» STATED EXERCISE
Give the listing again exactly, omitting its images.

** begin SUPPLIED RECORDS **

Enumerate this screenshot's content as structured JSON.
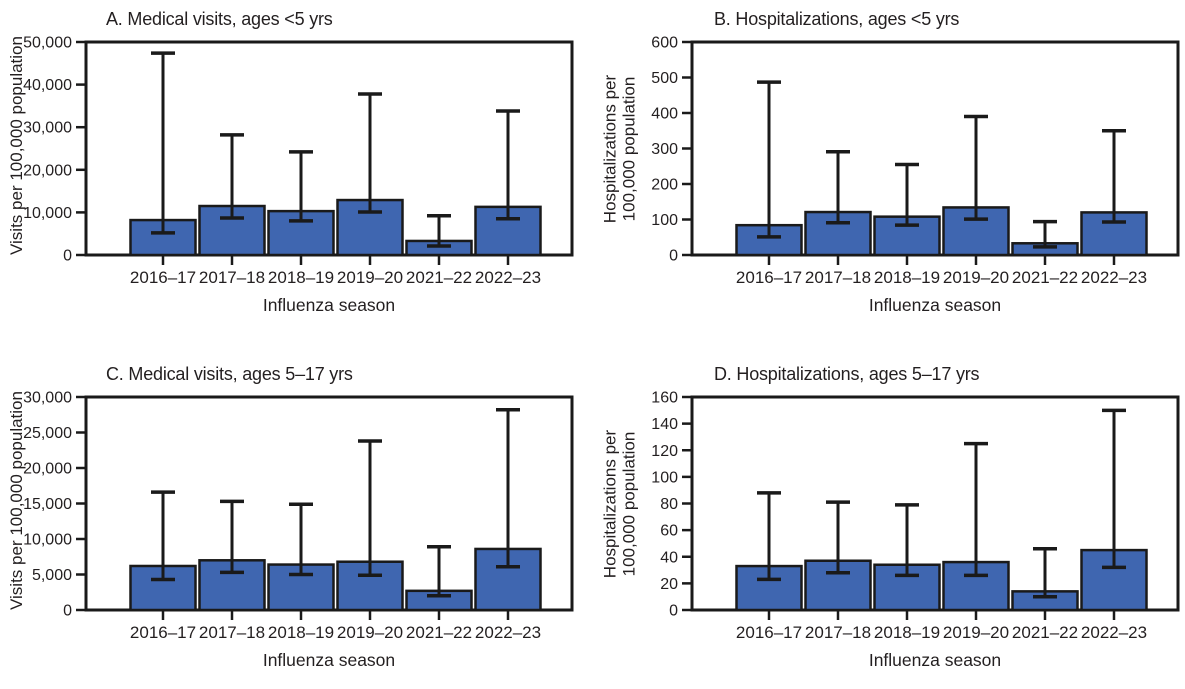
{
  "figure": {
    "background": "#ffffff",
    "grid": "off",
    "legend": "none",
    "x_axis_title": "Influenza season"
  },
  "colors": {
    "bar_fill": "#3f66b0",
    "bar_stroke": "#1a1a1a",
    "axis": "#1a1a1a",
    "text": "#231f20"
  },
  "chart_data": [
    {
      "type": "bar",
      "panel": "A",
      "title": "A. Medical visits, ages <5 yrs",
      "ylabel_lines": [
        "Visits per 100,000 population"
      ],
      "xlabel": "Influenza season",
      "categories": [
        "2016–17",
        "2017–18",
        "2018–19",
        "2019–20",
        "2021–22",
        "2022–23"
      ],
      "values": [
        8200,
        11500,
        10300,
        12900,
        3300,
        11300
      ],
      "err_low": [
        5200,
        8700,
        8000,
        10100,
        2100,
        8500
      ],
      "err_high": [
        47400,
        28200,
        24200,
        37800,
        9200,
        33800
      ],
      "ylim": [
        0,
        50000
      ],
      "ytick_values": [
        0,
        10000,
        20000,
        30000,
        40000,
        50000
      ],
      "ytick_labels": [
        "0",
        "10,000",
        "20,000",
        "30,000",
        "40,000",
        "50,000"
      ]
    },
    {
      "type": "bar",
      "panel": "B",
      "title": "B. Hospitalizations, ages <5 yrs",
      "ylabel_lines": [
        "Hospitalizations per",
        "100,000 population"
      ],
      "xlabel": "Influenza season",
      "categories": [
        "2016–17",
        "2017–18",
        "2018–19",
        "2019–20",
        "2021–22",
        "2022–23"
      ],
      "values": [
        84,
        121,
        108,
        134,
        33,
        120
      ],
      "err_low": [
        51,
        91,
        84,
        101,
        23,
        93
      ],
      "err_high": [
        487,
        291,
        255,
        390,
        94,
        350
      ],
      "ylim": [
        0,
        600
      ],
      "ytick_values": [
        0,
        100,
        200,
        300,
        400,
        500,
        600
      ],
      "ytick_labels": [
        "0",
        "100",
        "200",
        "300",
        "400",
        "500",
        "600"
      ]
    },
    {
      "type": "bar",
      "panel": "C",
      "title": "C. Medical visits, ages 5–17 yrs",
      "ylabel_lines": [
        "Visits per 100,000 population"
      ],
      "xlabel": "Influenza season",
      "categories": [
        "2016–17",
        "2017–18",
        "2018–19",
        "2019–20",
        "2021–22",
        "2022–23"
      ],
      "values": [
        6200,
        7000,
        6400,
        6800,
        2700,
        8600
      ],
      "err_low": [
        4300,
        5300,
        5000,
        4900,
        2000,
        6100
      ],
      "err_high": [
        16600,
        15300,
        14900,
        23800,
        8900,
        28200
      ],
      "ylim": [
        0,
        30000
      ],
      "ytick_values": [
        0,
        5000,
        10000,
        15000,
        20000,
        25000,
        30000
      ],
      "ytick_labels": [
        "0",
        "5,000",
        "10,000",
        "15,000",
        "20,000",
        "25,000",
        "30,000"
      ]
    },
    {
      "type": "bar",
      "panel": "D",
      "title": "D. Hospitalizations, ages 5–17 yrs",
      "ylabel_lines": [
        "Hospitalizations per",
        "100,000 population"
      ],
      "xlabel": "Influenza season",
      "categories": [
        "2016–17",
        "2017–18",
        "2018–19",
        "2019–20",
        "2021–22",
        "2022–23"
      ],
      "values": [
        33,
        37,
        34,
        36,
        14,
        45
      ],
      "err_low": [
        23,
        28,
        26,
        26,
        10,
        32
      ],
      "err_high": [
        88,
        81,
        79,
        125,
        46,
        150
      ],
      "ylim": [
        0,
        160
      ],
      "ytick_values": [
        0,
        20,
        40,
        60,
        80,
        100,
        120,
        140,
        160
      ],
      "ytick_labels": [
        "0",
        "20",
        "40",
        "60",
        "80",
        "100",
        "120",
        "140",
        "160"
      ]
    }
  ]
}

** end SUPPLIED RECORDS **

» THE ANSWER
Enumerate this screenshot's content as structured JSON.
{
  "figure": {
    "background": "#ffffff",
    "grid": "off",
    "legend": "none",
    "x_axis_title": "Influenza season"
  },
  "colors": {
    "bar_fill": "#3f66b0",
    "bar_stroke": "#1a1a1a",
    "axis": "#1a1a1a",
    "text": "#231f20"
  },
  "chart_data": [
    {
      "type": "bar",
      "panel": "A",
      "title": "A. Medical visits, ages <5 yrs",
      "ylabel_lines": [
        "Visits per 100,000 population"
      ],
      "xlabel": "Influenza season",
      "categories": [
        "2016–17",
        "2017–18",
        "2018–19",
        "2019–20",
        "2021–22",
        "2022–23"
      ],
      "values": [
        8200,
        11500,
        10300,
        12900,
        3300,
        11300
      ],
      "err_low": [
        5200,
        8700,
        8000,
        10100,
        2100,
        8500
      ],
      "err_high": [
        47400,
        28200,
        24200,
        37800,
        9200,
        33800
      ],
      "ylim": [
        0,
        50000
      ],
      "ytick_values": [
        0,
        10000,
        20000,
        30000,
        40000,
        50000
      ],
      "ytick_labels": [
        "0",
        "10,000",
        "20,000",
        "30,000",
        "40,000",
        "50,000"
      ]
    },
    {
      "type": "bar",
      "panel": "B",
      "title": "B. Hospitalizations, ages <5 yrs",
      "ylabel_lines": [
        "Hospitalizations per",
        "100,000 population"
      ],
      "xlabel": "Influenza season",
      "categories": [
        "2016–17",
        "2017–18",
        "2018–19",
        "2019–20",
        "2021–22",
        "2022–23"
      ],
      "values": [
        84,
        121,
        108,
        134,
        33,
        120
      ],
      "err_low": [
        51,
        91,
        84,
        101,
        23,
        93
      ],
      "err_high": [
        487,
        291,
        255,
        390,
        94,
        350
      ],
      "ylim": [
        0,
        600
      ],
      "ytick_values": [
        0,
        100,
        200,
        300,
        400,
        500,
        600
      ],
      "ytick_labels": [
        "0",
        "100",
        "200",
        "300",
        "400",
        "500",
        "600"
      ]
    },
    {
      "type": "bar",
      "panel": "C",
      "title": "C. Medical visits, ages 5–17 yrs",
      "ylabel_lines": [
        "Visits per 100,000 population"
      ],
      "xlabel": "Influenza season",
      "categories": [
        "2016–17",
        "2017–18",
        "2018–19",
        "2019–20",
        "2021–22",
        "2022–23"
      ],
      "values": [
        6200,
        7000,
        6400,
        6800,
        2700,
        8600
      ],
      "err_low": [
        4300,
        5300,
        5000,
        4900,
        2000,
        6100
      ],
      "err_high": [
        16600,
        15300,
        14900,
        23800,
        8900,
        28200
      ],
      "ylim": [
        0,
        30000
      ],
      "ytick_values": [
        0,
        5000,
        10000,
        15000,
        20000,
        25000,
        30000
      ],
      "ytick_labels": [
        "0",
        "5,000",
        "10,000",
        "15,000",
        "20,000",
        "25,000",
        "30,000"
      ]
    },
    {
      "type": "bar",
      "panel": "D",
      "title": "D. Hospitalizations, ages 5–17 yrs",
      "ylabel_lines": [
        "Hospitalizations per",
        "100,000 population"
      ],
      "xlabel": "Influenza season",
      "categories": [
        "2016–17",
        "2017–18",
        "2018–19",
        "2019–20",
        "2021–22",
        "2022–23"
      ],
      "values": [
        33,
        37,
        34,
        36,
        14,
        45
      ],
      "err_low": [
        23,
        28,
        26,
        26,
        10,
        32
      ],
      "err_high": [
        88,
        81,
        79,
        125,
        46,
        150
      ],
      "ylim": [
        0,
        160
      ],
      "ytick_values": [
        0,
        20,
        40,
        60,
        80,
        100,
        120,
        140,
        160
      ],
      "ytick_labels": [
        "0",
        "20",
        "40",
        "60",
        "80",
        "100",
        "120",
        "140",
        "160"
      ]
    }
  ]
}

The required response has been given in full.